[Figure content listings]
:::::
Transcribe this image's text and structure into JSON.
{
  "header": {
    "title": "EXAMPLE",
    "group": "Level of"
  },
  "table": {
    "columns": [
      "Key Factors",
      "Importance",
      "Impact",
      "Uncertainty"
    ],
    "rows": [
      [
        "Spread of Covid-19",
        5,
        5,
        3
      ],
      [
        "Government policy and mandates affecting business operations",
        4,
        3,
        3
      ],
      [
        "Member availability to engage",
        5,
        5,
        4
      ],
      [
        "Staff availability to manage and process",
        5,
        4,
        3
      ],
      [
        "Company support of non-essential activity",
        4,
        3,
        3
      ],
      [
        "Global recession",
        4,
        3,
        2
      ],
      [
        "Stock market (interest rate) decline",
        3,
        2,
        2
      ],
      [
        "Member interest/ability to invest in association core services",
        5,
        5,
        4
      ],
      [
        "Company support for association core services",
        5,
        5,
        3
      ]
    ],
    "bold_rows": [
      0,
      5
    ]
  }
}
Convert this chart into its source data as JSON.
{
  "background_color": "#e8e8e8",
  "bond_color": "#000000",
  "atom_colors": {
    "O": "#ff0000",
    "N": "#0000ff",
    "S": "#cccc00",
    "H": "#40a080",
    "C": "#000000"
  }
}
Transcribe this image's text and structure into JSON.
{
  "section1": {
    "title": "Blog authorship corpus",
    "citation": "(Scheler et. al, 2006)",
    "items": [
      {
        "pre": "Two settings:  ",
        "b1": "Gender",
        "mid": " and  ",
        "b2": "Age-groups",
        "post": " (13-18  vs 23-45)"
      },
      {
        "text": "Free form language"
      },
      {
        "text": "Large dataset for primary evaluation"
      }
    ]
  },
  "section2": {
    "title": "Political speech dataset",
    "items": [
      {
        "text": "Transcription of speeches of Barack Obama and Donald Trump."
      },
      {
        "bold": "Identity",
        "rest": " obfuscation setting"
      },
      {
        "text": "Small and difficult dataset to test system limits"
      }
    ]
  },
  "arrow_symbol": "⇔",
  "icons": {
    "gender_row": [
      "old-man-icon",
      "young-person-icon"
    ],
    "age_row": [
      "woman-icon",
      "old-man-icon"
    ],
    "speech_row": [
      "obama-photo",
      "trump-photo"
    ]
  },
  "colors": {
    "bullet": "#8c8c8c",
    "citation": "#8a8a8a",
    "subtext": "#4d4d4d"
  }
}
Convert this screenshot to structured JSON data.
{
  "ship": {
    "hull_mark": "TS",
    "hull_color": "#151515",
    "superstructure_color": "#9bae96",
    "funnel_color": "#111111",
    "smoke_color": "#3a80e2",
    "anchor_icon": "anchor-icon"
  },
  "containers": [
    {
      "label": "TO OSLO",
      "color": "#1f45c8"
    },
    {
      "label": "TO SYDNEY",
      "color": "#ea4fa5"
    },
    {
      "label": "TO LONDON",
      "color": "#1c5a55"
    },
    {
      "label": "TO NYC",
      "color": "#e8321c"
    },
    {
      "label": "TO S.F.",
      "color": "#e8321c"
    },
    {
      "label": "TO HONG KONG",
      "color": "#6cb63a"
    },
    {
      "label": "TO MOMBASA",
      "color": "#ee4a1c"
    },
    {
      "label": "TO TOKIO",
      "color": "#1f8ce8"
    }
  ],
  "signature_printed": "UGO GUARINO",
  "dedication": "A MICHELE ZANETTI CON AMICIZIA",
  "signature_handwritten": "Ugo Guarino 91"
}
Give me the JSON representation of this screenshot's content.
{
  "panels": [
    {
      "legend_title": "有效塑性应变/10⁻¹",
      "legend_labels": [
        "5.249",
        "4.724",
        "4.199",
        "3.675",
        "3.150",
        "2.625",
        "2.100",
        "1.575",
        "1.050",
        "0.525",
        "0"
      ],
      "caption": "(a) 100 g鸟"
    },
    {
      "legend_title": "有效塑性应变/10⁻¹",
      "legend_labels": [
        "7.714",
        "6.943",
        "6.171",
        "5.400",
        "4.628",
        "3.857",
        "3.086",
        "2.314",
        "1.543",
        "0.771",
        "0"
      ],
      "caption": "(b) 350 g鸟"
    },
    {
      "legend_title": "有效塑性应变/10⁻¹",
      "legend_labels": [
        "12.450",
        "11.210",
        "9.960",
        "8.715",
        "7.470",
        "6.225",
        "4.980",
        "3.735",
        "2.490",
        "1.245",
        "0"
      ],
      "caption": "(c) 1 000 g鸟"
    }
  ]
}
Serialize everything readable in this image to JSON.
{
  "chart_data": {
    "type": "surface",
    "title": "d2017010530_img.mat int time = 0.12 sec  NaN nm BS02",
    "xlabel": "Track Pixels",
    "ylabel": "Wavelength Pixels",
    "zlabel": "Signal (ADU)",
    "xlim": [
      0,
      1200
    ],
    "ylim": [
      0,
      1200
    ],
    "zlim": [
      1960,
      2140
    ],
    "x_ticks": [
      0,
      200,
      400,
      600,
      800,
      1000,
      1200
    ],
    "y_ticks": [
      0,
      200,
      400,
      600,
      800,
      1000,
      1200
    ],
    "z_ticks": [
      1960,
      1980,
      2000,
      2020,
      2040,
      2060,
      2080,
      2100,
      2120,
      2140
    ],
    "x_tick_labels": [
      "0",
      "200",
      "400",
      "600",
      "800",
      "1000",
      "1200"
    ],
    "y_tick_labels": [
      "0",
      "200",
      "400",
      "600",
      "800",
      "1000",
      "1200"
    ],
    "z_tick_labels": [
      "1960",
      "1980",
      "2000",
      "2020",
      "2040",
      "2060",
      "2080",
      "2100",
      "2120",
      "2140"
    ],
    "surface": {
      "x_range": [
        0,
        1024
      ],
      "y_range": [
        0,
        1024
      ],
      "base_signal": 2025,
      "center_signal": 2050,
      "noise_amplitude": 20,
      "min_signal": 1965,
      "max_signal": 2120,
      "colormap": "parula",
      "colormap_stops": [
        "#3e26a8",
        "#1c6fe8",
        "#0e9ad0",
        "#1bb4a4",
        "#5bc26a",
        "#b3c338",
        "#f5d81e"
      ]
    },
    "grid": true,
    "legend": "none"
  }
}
:::::
## Aim
From the entries above, copy every line containing the word "association".

## Solution below
        "Member interest/ability to invest in association core services",
        "Company support for association core services",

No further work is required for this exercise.